» What you are asked to do: Nothing but the lines from the line with "Decode this image" through the end of the data is to be copied, and each is to be copied exactly.

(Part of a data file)
━━━━

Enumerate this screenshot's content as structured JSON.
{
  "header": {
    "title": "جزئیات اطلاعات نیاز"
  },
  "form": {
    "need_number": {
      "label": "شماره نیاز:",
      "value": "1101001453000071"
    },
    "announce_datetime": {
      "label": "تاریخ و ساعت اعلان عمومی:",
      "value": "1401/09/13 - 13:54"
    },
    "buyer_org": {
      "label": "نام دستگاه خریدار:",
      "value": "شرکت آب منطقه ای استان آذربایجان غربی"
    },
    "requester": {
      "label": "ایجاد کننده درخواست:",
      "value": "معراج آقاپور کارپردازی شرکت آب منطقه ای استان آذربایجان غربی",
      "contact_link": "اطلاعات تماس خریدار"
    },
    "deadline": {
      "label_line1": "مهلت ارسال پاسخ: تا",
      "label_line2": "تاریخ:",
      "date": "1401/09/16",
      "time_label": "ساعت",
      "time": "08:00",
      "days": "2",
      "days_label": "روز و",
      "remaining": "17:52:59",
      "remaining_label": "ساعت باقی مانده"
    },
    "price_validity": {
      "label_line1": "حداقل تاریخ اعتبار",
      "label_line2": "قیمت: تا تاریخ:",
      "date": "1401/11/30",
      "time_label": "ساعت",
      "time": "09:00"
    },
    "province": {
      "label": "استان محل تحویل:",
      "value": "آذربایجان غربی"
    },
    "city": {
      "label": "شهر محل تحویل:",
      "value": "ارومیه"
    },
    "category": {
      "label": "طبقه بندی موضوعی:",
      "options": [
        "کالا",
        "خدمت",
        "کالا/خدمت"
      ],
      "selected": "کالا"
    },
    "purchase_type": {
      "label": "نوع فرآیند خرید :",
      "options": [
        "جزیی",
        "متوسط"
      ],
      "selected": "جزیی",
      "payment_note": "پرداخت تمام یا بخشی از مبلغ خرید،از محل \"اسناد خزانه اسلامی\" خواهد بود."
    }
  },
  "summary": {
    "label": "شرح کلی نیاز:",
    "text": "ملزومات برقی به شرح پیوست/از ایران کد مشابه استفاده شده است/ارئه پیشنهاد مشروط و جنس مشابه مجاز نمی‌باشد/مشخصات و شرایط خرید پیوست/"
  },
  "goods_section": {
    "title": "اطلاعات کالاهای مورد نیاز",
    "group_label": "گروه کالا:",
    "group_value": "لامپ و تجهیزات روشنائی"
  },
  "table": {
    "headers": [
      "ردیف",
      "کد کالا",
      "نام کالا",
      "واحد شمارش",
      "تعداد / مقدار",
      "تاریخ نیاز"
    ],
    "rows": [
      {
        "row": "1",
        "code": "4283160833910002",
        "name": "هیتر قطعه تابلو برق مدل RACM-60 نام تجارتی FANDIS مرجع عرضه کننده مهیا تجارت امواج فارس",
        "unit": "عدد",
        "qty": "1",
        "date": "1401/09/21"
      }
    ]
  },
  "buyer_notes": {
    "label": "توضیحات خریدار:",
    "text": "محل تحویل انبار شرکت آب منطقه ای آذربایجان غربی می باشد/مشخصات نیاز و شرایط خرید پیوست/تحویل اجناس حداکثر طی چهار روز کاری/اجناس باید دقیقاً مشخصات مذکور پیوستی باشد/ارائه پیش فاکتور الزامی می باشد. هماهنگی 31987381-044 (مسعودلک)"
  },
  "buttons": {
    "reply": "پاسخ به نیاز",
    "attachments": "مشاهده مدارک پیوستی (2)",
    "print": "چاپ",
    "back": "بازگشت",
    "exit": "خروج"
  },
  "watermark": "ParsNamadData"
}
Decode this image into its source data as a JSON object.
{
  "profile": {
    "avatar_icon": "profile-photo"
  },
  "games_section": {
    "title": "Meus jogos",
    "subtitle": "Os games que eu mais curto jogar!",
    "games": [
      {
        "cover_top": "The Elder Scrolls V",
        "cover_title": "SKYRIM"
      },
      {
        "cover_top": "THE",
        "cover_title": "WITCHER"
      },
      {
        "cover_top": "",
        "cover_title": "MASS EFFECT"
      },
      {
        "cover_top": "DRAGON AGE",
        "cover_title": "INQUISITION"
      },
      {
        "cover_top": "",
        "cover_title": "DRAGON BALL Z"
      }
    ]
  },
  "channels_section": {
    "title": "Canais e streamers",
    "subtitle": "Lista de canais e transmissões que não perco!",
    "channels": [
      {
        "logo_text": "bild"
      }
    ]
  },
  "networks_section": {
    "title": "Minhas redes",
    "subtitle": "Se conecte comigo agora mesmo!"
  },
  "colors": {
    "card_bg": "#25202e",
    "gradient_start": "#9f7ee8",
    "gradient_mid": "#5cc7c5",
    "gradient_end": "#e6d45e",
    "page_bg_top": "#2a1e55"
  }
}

━━━━

» Response to the exercise:
Decode this image into its source data as a JSON object.
{
  "profile": {
    "avatar_icon": "profile-photo"
  },
  "games_section": {
    "title": "Meus jogos",
    "subtitle": "Os games que eu mais curto jogar!",
    "games": [
      {
        "cover_top": "The Elder Scrolls V",
        "cover_title": "SKYRIM"
      },
      {
        "cover_top": "THE",
        "cover_title": "WITCHER"
      },
      {
        "cover_top": "",
        "cover_title": "MASS EFFECT"
      },
      {
        "cover_top": "DRAGON AGE",
        "cover_title": "INQUISITION"
      },
      {
        "cover_top": "",
        "cover_title": "DRAGON BALL Z"
      }
    ]
  },
  "channels_section": {
    "title": "Canais e streamers",
    "subtitle": "Lista de canais e transmissões que não perco!",
    "channels": [
      {
        "logo_text": "bild"
      }
    ]
  },
  "networks_section": {
    "title": "Minhas redes",
    "subtitle": "Se conecte comigo agora mesmo!"
  },
  "colors": {
    "card_bg": "#25202e",
    "gradient_start": "#9f7ee8",
    "gradient_mid": "#5cc7c5",
    "gradient_end": "#e6d45e",
    "page_bg_top": "#2a1e55"
  }
}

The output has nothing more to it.